> **The problem**
Copy out all the lines in the records that include the word "section".

> **Data for processing**
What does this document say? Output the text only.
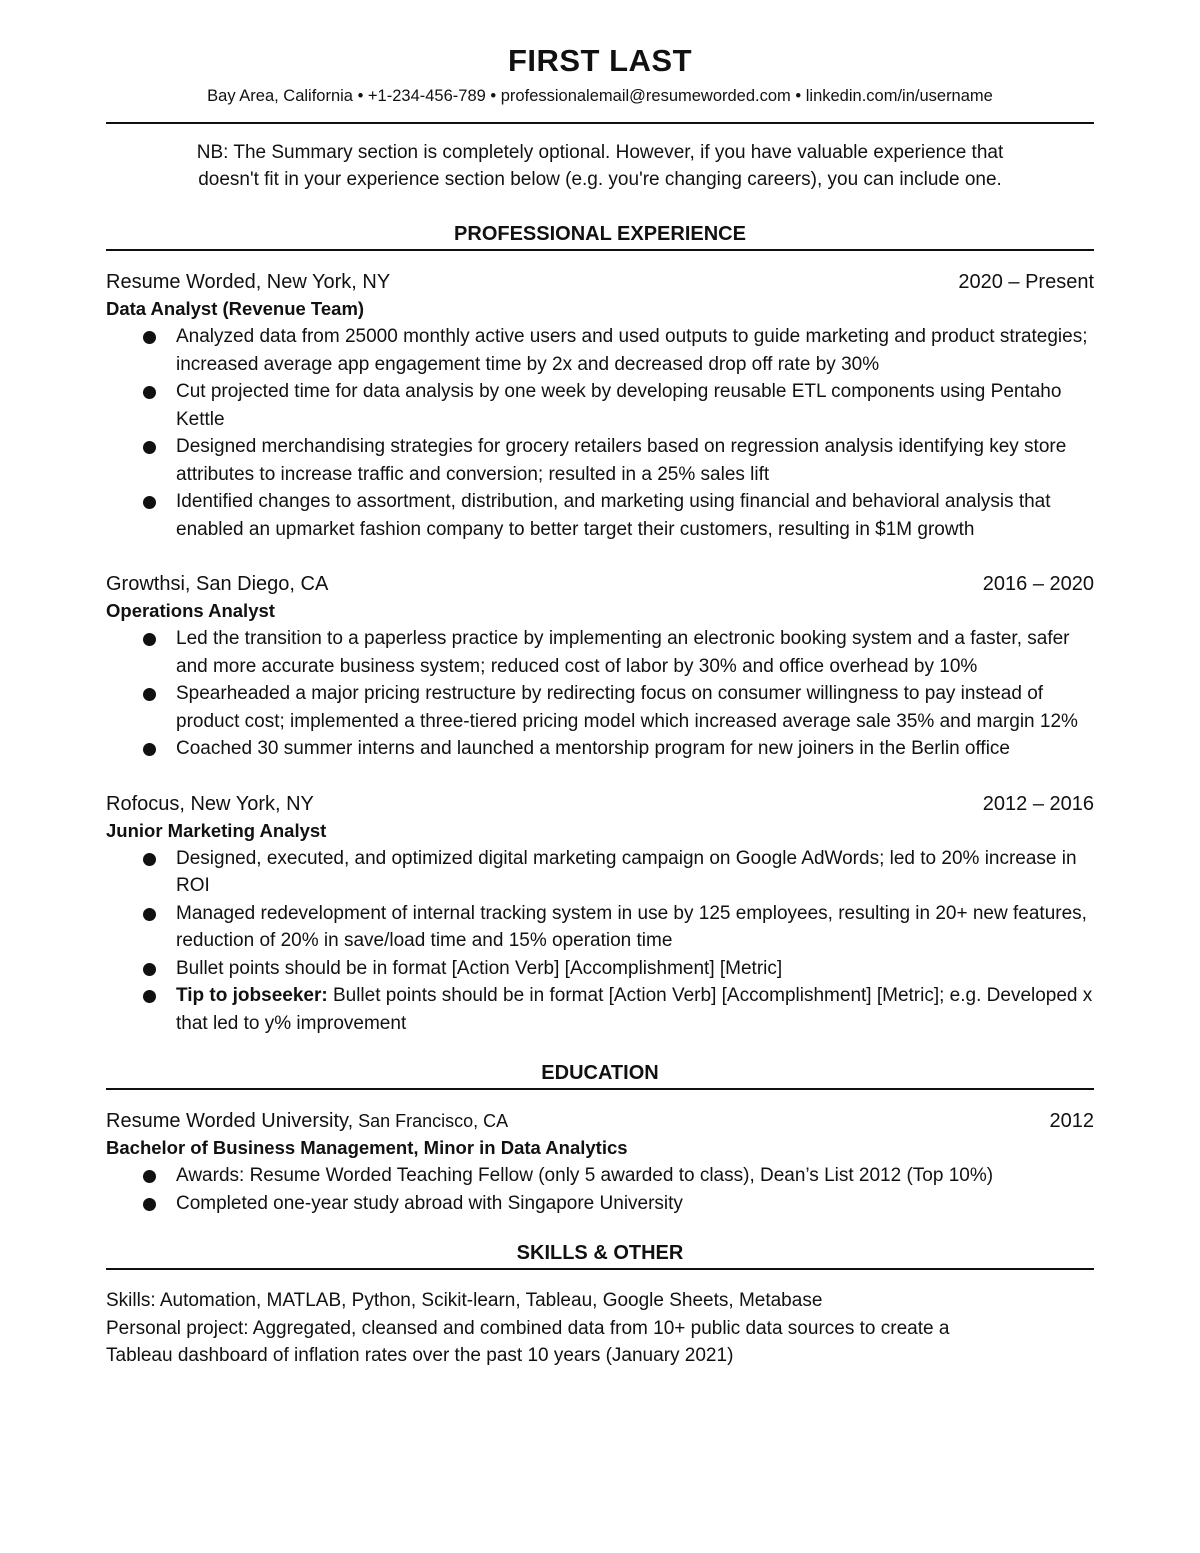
FIRST LAST
Bay Area, California • +1-234-456-789 • professionalemail@resumeworded.com • linkedin.com/in/username
NB: The Summary section is completely optional. However, if you have valuable experience that
doesn't fit in your experience section below (e.g. you're changing careers), you can include one.
PROFESSIONAL EXPERIENCE
Resume Worded, New York, NY	2020 – Present
Data Analyst (Revenue Team)
Analyzed data from 25000 monthly active users and used outputs to guide marketing and product strategies; increased average app engagement time by 2x and decreased drop off rate by 30%
Cut projected time for data analysis by one week by developing reusable ETL components using Pentaho Kettle
Designed merchandising strategies for grocery retailers based on regression analysis identifying key store attributes to increase traffic and conversion; resulted in a 25% sales lift
Identified changes to assortment, distribution, and marketing using financial and behavioral analysis that enabled an upmarket fashion company to better target their customers, resulting in $1M growth
Growthsi, San Diego, CA	2016 – 2020
Operations Analyst
Led the transition to a paperless practice by implementing an electronic booking system and a faster, safer and more accurate business system; reduced cost of labor by 30% and office overhead by 10%
Spearheaded a major pricing restructure by redirecting focus on consumer willingness to pay instead of product cost; implemented a three-tiered pricing model which increased average sale 35% and margin 12%
Coached 30 summer interns and launched a mentorship program for new joiners in the Berlin office
Rofocus, New York, NY	2012 – 2016
Junior Marketing Analyst
Designed, executed, and optimized digital marketing campaign on Google AdWords; led to 20% increase in ROI
Managed redevelopment of internal tracking system in use by 125 employees, resulting in 20+ new features, reduction of 20% in save/load time and 15% operation time
Bullet points should be in format [Action Verb] [Accomplishment] [Metric]
Tip to jobseeker: Bullet points should be in format [Action Verb] [Accomplishment] [Metric]; e.g. Developed x that led to y% improvement
EDUCATION
Resume Worded University, San Francisco, CA	2012
Bachelor of Business Management, Minor in Data Analytics
Awards: Resume Worded Teaching Fellow (only 5 awarded to class), Dean’s List 2012 (Top 10%)
Completed one-year study abroad with Singapore University
SKILLS & OTHER
Skills: Automation, MATLAB, Python, Scikit-learn, Tableau, Google Sheets, Metabase
Personal project: Aggregated, cleansed and combined data from 10+ public data sources to create a
Tableau dashboard of inflation rates over the past 10 years (January 2021)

> **Reply to the task**
NB: The Summary section is completely optional. However, if you have valuable experience that
doesn't fit in your experience section below (e.g. you're changing careers), you can include one.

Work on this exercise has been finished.